Data listing:
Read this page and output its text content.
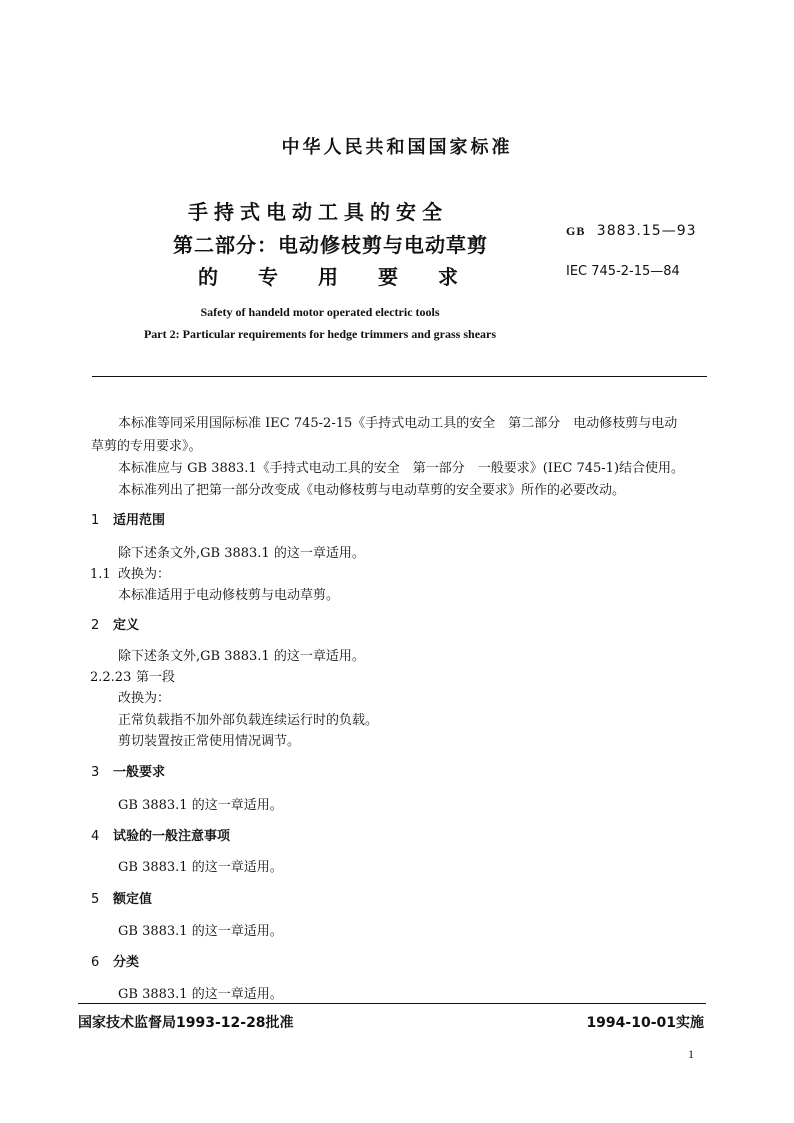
中华人民共和国国家标准
手持式电动工具的安全
第二部分：电动修枝剪与电动草剪
的 专 用 要 求
GB 3883.15—93
IEC 745-2-15—84
Safety of handeld motor operated electric tools
Part 2: Particular requirements for hedge trimmers and grass shears
本标准等同采用国际标准 IEC 745-2-15《手持式电动工具的安全　第二部分　电动修枝剪与电动
草剪的专用要求》。
本标准应与 GB 3883.1《手持式电动工具的安全　第一部分　一般要求》(IEC 745-1)结合使用。
本标准列出了把第一部分改变成《电动修枝剪与电动草剪的安全要求》所作的必要改动。
1 适用范围
除下述条文外,GB 3883.1 的这一章适用。
1.1 改换为：
本标准适用于电动修枝剪与电动草剪。
2 定义
除下述条文外,GB 3883.1 的这一章适用。
2.2.23 第一段
改换为：
正常负载指不加外部负载连续运行时的负载。
剪切装置按正常使用情况调节。
3 一般要求
GB 3883.1 的这一章适用。
4 试验的一般注意事项
GB 3883.1 的这一章适用。
5 额定值
GB 3883.1 的这一章适用。
6 分类
GB 3883.1 的这一章适用。
国家技术监督局1993-12-28批准	1994-10-01实施
1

#### Brief:
Produce an exact copy of each line of data, skipping embedded images.

#### Result:
Read this page and output its text content.
中华人民共和国国家标准
手持式电动工具的安全
第二部分：电动修枝剪与电动草剪
的 专 用 要 求
GB 3883.15—93
IEC 745-2-15—84
Safety of handeld motor operated electric tools
Part 2: Particular requirements for hedge trimmers and grass shears
本标准等同采用国际标准 IEC 745-2-15《手持式电动工具的安全　第二部分　电动修枝剪与电动
草剪的专用要求》。
本标准应与 GB 3883.1《手持式电动工具的安全　第一部分　一般要求》(IEC 745-1)结合使用。
本标准列出了把第一部分改变成《电动修枝剪与电动草剪的安全要求》所作的必要改动。
1 适用范围
除下述条文外,GB 3883.1 的这一章适用。
1.1 改换为：
本标准适用于电动修枝剪与电动草剪。
2 定义
除下述条文外,GB 3883.1 的这一章适用。
2.2.23 第一段
改换为：
正常负载指不加外部负载连续运行时的负载。
剪切装置按正常使用情况调节。
3 一般要求
GB 3883.1 的这一章适用。
4 试验的一般注意事项
GB 3883.1 的这一章适用。
5 额定值
GB 3883.1 的这一章适用。
6 分类
GB 3883.1 的这一章适用。
国家技术监督局1993-12-28批准	1994-10-01实施
1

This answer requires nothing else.